**Aim:** In the data below, find each line containing the string "quolibet" and return it.

**Source material:**
---*---

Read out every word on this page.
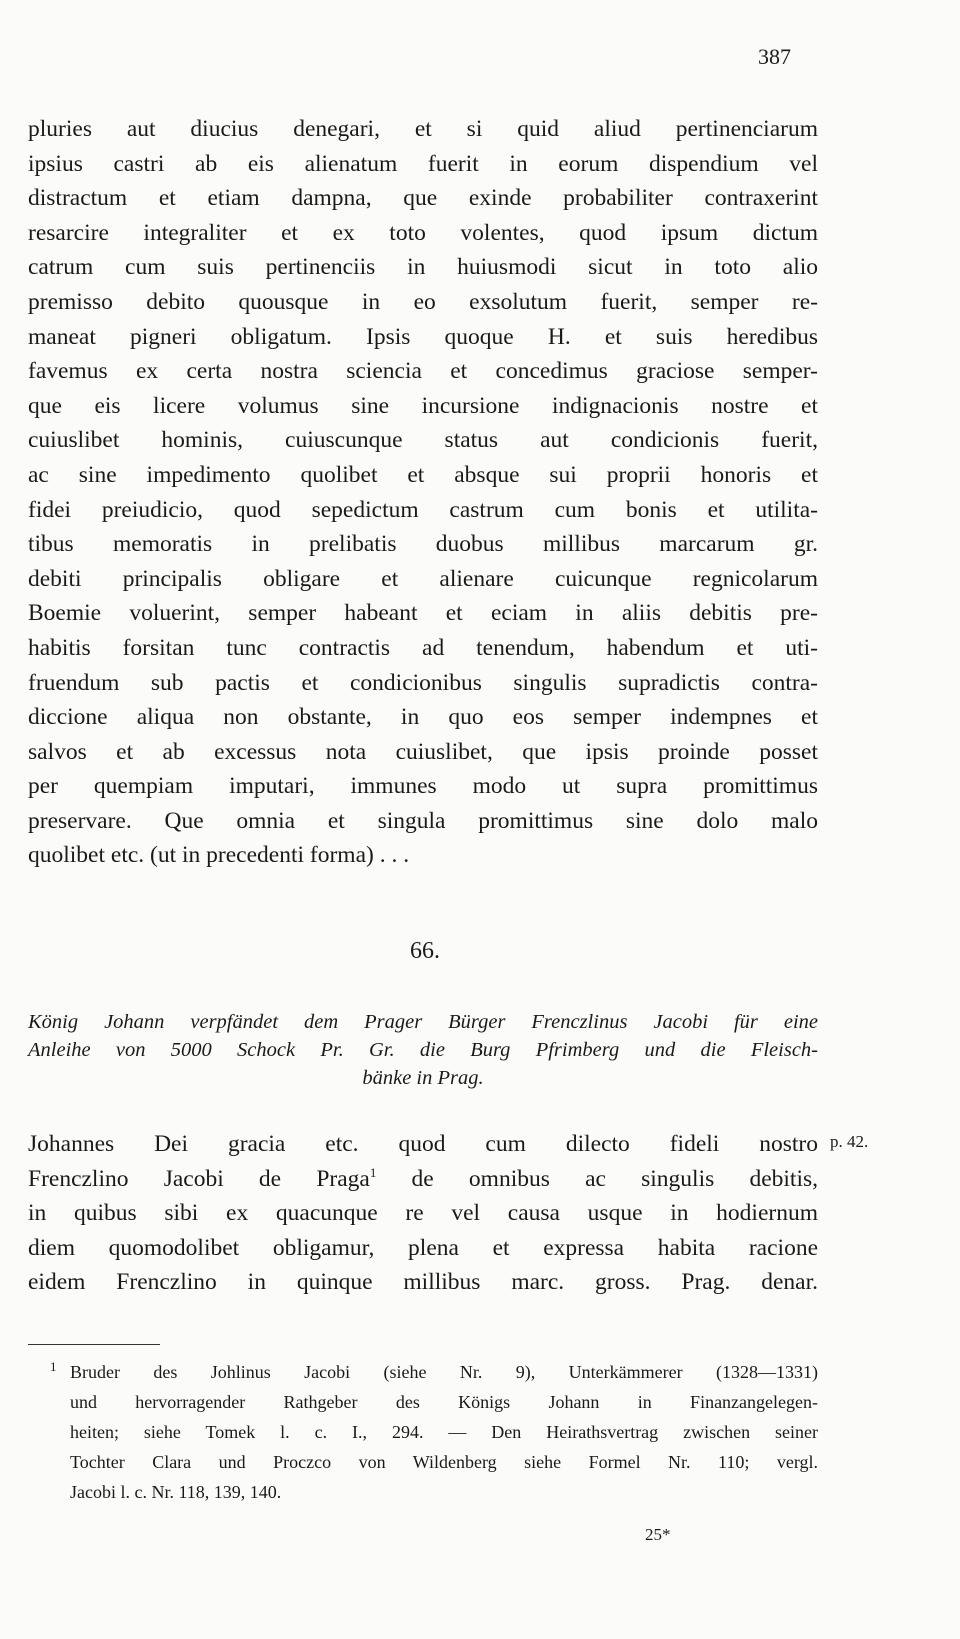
387
pluries aut diucius denegari, et si quid aliud pertinenciarum
ipsius castri ab eis alienatum fuerit in eorum dispendium vel
distractum et etiam dampna, que exinde probabiliter contraxerint
resarcire integraliter et ex toto volentes, quod ipsum dictum
catrum cum suis pertinenciis in huiusmodi sicut in toto alio
premisso debito quousque in eo exsolutum fuerit, semper re-
maneat pigneri obligatum. Ipsis quoque H. et suis heredibus
favemus ex certa nostra sciencia et concedimus graciose semper-
que eis licere volumus sine incursione indignacionis nostre et
cuiuslibet hominis, cuiuscunque status aut condicionis fuerit,
ac sine impedimento quolibet et absque sui proprii honoris et
fidei preiudicio, quod sepedictum castrum cum bonis et utilita-
tibus memoratis in prelibatis duobus millibus marcarum gr.
debiti principalis obligare et alienare cuicunque regnicolarum
Boemie voluerint, semper habeant et eciam in aliis debitis pre-
habitis forsitan tunc contractis ad tenendum, habendum et uti-
fruendum sub pactis et condicionibus singulis supradictis contra-
diccione aliqua non obstante, in quo eos semper indempnes et
salvos et ab excessus nota cuiuslibet, que ipsis proinde posset
per quempiam imputari, immunes modo ut supra promittimus
preservare. Que omnia et singula promittimus sine dolo malo
quolibet etc. (ut in precedenti forma) . . .
66.
König Johann verpfändet dem Prager Bürger Frenczlinus Jacobi für eine
Anleihe von 5000 Schock Pr. Gr. die Burg Pfrimberg und die Fleisch-
bänke in Prag.
Johannes Dei gracia etc. quod cum dilecto fideli nostro
Frenczlino Jacobi de Praga$^1$ de omnibus ac singulis debitis,
in quibus sibi ex quacunque re vel causa usque in hodiernum
diem quomodolibet obligamur, plena et expressa habita racione
eidem Frenczlino in quinque millibus marc. gross. Prag. denar.
p. 42.
$^1$ Bruder des Johlinus Jacobi (siehe Nr. 9), Unterkämmerer (1328—1331)
und hervorragender Rathgeber des Königs Johann in Finanzangelegen-
heiten; siehe Tomek l. c. I., 294. — Den Heirathsvertrag zwischen seiner
Tochter Clara und Proczco von Wildenberg siehe Formel Nr. 110; vergl.
Jacobi l. c. Nr. 118, 139, 140.
25*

---*---

**Final answer:**
ac sine impedimento quolibet et absque sui proprii honoris et
quolibet etc. (ut in precedenti forma) . . .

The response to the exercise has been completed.